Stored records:
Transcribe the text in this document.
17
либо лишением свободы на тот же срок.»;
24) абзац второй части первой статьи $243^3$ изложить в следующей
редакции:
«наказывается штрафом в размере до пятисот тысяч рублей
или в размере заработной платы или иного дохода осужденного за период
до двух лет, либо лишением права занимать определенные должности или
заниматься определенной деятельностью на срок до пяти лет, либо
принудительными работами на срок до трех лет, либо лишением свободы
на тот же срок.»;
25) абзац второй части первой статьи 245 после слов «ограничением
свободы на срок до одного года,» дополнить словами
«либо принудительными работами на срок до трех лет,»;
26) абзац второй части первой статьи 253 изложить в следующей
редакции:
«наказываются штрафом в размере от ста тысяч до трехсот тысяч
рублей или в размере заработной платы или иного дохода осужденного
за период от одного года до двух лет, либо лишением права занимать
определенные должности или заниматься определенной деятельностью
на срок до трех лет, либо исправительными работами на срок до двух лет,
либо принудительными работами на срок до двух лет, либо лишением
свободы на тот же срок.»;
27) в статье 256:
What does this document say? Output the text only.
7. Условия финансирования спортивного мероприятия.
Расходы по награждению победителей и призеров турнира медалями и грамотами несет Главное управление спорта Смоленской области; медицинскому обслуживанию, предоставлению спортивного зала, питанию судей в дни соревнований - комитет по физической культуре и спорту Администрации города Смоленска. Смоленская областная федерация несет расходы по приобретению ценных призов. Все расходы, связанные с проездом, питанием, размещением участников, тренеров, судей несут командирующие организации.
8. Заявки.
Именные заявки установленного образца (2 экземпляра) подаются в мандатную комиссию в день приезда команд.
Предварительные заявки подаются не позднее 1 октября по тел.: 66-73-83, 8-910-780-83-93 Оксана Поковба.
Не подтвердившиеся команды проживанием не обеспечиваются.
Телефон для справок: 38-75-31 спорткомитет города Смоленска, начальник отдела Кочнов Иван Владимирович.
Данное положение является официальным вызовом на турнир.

§ **What needs to be done**
Take every line above carrying "период" and return it.

§ **Task solution**
или в размере заработной платы или иного дохода осужденного за период
за период от одного года до двух лет, либо лишением права занимать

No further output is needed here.